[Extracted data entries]

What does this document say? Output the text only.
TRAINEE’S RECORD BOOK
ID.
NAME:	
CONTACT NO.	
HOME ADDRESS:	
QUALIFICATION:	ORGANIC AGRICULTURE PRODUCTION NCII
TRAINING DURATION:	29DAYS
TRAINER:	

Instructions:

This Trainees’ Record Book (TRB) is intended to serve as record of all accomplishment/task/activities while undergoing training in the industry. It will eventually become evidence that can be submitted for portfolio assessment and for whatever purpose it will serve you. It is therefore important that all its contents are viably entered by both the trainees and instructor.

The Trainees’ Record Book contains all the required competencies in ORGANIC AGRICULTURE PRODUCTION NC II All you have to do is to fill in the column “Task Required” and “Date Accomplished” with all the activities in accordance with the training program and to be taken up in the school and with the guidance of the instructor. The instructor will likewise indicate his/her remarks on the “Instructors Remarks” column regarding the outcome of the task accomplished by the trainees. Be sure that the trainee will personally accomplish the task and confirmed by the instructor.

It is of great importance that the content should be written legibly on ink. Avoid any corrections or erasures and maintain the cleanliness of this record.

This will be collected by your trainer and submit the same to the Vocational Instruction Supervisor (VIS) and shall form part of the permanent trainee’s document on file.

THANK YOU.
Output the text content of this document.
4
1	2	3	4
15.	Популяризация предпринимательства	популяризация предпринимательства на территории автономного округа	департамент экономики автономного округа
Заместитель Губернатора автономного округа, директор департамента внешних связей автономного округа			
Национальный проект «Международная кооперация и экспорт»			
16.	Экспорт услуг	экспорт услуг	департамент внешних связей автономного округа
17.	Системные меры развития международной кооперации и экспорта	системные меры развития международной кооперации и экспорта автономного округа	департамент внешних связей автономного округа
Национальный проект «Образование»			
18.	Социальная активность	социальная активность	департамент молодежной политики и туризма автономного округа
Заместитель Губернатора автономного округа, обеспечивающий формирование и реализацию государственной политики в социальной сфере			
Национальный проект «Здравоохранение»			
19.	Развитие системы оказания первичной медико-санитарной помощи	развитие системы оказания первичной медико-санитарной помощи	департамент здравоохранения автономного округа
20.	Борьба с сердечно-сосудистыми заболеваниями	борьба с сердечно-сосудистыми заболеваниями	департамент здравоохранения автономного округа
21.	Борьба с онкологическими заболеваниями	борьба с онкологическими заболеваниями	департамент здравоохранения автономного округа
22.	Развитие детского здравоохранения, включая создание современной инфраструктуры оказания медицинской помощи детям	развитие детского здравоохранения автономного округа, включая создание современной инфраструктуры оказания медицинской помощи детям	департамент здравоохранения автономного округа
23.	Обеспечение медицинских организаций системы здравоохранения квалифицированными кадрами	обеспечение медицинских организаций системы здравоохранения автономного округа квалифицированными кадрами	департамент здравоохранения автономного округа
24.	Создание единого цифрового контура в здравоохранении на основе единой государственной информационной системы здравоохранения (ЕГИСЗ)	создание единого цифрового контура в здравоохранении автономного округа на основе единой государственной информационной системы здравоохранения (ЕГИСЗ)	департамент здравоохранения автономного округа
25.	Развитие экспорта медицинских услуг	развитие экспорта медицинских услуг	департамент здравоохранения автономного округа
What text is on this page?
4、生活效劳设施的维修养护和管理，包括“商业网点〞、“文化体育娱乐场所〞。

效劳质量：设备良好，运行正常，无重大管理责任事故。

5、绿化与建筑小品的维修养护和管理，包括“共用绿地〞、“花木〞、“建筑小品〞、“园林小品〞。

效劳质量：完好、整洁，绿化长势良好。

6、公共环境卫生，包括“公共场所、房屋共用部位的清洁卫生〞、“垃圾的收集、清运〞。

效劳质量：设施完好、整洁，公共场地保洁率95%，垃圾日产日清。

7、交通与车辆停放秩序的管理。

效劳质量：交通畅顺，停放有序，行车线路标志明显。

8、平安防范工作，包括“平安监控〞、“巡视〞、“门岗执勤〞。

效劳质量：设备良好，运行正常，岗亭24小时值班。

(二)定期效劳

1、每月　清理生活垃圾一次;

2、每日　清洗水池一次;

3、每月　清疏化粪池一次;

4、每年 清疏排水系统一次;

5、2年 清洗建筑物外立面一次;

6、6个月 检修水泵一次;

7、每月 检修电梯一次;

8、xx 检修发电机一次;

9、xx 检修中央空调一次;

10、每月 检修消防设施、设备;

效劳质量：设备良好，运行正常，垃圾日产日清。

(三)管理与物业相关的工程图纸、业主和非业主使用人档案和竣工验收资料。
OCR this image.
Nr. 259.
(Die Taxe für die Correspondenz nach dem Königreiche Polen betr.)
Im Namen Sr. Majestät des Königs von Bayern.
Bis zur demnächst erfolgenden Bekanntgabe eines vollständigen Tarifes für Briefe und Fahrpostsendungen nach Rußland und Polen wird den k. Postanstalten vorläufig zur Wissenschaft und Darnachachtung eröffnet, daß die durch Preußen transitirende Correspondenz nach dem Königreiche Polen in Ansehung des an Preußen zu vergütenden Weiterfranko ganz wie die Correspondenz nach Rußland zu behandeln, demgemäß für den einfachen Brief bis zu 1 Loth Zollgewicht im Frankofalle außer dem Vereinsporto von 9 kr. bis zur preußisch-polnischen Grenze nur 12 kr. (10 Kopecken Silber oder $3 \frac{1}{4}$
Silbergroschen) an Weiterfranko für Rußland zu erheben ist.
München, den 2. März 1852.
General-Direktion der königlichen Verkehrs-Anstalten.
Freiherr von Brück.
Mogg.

_What to produce_
Give only the number of lines in the data that hold the string "экспорта".

_Answer to the task_
2